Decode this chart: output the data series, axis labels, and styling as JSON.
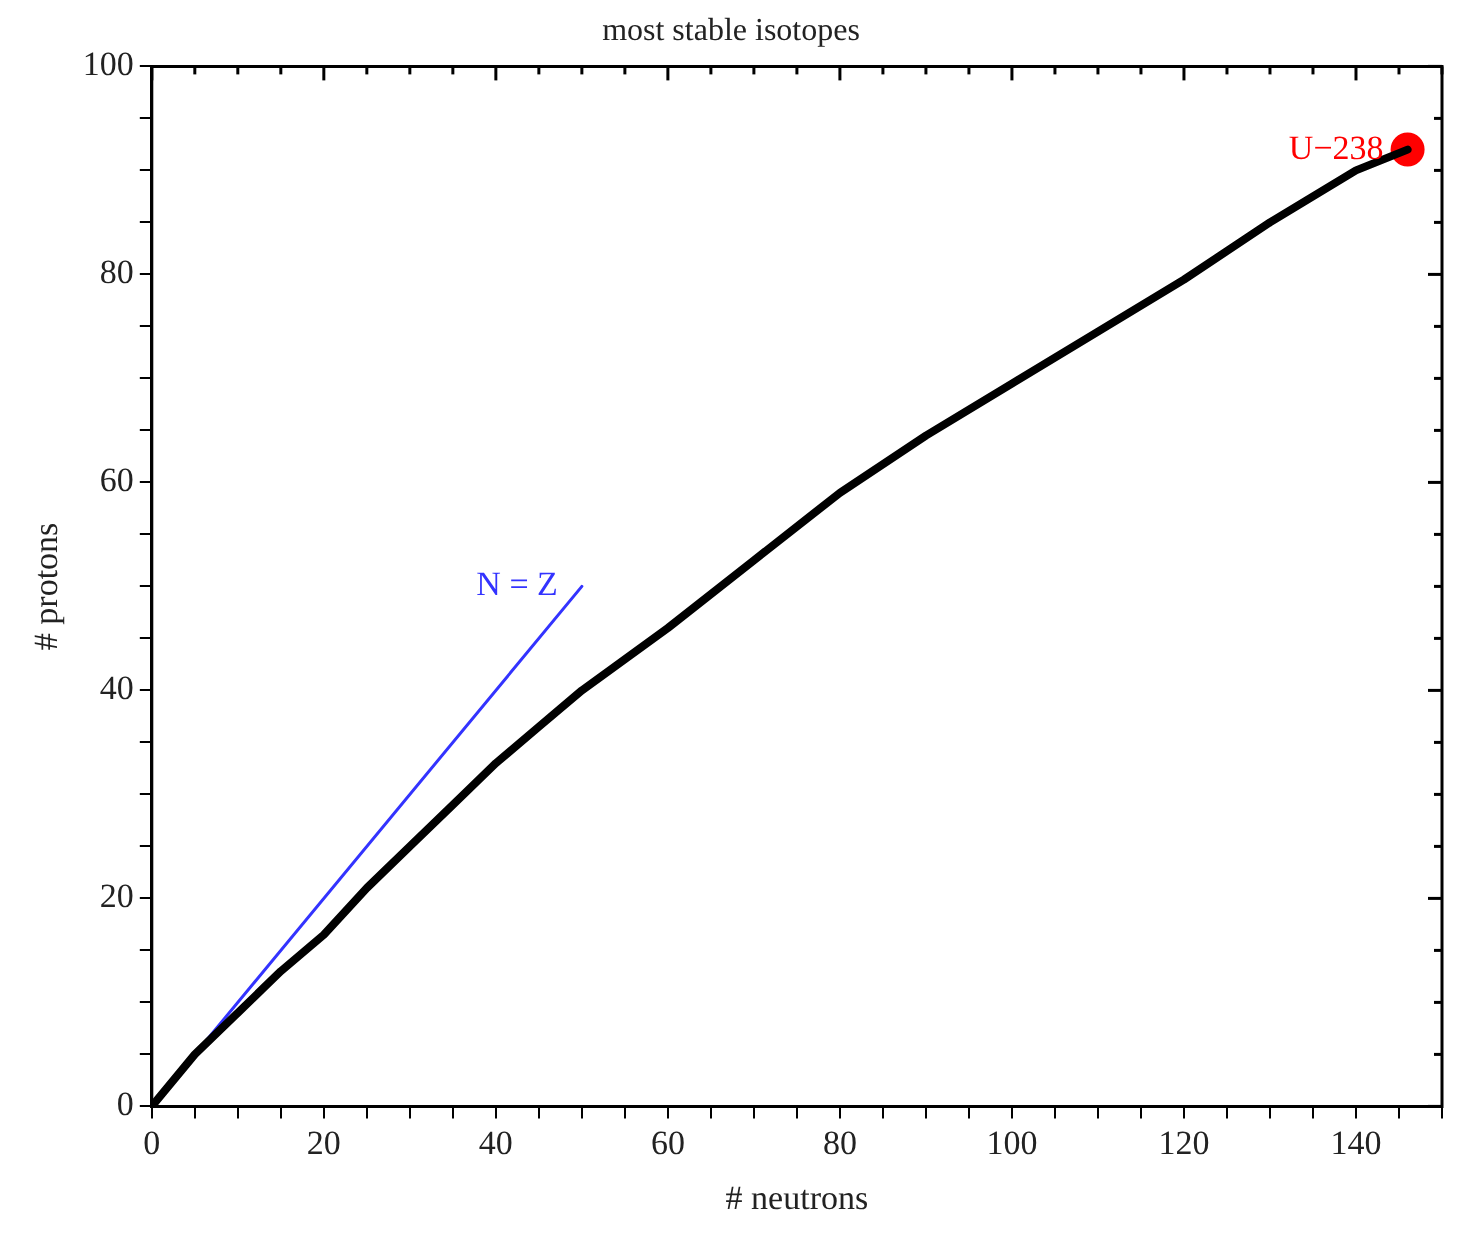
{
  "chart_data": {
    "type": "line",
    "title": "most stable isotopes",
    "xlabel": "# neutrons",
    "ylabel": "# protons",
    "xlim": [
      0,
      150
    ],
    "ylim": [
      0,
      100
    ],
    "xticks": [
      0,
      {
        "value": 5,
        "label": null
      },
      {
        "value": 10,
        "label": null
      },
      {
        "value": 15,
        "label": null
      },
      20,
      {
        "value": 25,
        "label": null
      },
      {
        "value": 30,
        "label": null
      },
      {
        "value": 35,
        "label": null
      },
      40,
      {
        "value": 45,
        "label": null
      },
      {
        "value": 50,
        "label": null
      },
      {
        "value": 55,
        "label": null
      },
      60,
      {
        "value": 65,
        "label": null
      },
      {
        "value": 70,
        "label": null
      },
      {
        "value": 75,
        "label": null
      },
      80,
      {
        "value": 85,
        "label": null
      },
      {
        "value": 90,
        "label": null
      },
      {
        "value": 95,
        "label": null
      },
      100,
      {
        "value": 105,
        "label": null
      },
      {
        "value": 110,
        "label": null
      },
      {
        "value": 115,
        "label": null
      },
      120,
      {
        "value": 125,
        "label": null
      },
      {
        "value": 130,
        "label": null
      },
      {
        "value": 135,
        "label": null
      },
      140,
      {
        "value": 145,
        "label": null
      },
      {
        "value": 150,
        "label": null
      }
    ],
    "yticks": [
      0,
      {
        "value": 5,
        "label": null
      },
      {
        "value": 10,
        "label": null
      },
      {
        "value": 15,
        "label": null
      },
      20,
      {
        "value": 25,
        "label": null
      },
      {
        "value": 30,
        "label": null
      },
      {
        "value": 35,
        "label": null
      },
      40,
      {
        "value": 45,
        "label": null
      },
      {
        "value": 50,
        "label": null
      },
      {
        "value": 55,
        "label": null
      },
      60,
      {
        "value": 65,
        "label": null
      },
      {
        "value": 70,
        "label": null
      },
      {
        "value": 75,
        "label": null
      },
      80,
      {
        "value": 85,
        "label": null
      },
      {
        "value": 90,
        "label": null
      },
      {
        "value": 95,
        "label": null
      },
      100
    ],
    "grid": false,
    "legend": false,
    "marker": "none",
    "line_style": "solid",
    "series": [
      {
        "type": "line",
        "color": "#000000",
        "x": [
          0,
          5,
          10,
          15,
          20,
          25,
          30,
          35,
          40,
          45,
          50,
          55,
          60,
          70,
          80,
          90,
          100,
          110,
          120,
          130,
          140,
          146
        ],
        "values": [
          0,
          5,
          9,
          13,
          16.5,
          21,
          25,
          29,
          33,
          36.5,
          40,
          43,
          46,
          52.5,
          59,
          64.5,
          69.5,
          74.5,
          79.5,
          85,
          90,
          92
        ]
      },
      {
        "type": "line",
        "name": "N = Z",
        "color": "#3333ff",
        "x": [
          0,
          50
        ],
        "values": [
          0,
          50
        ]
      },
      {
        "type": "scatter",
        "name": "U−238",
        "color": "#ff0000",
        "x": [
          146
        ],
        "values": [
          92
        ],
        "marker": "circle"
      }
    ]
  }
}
------------------------------------------------
Select the lines from the entries that include the word "series".

* _Task solution_:
Decode this chart: output the data series, axis labels, and styling as JSON.
    "series": [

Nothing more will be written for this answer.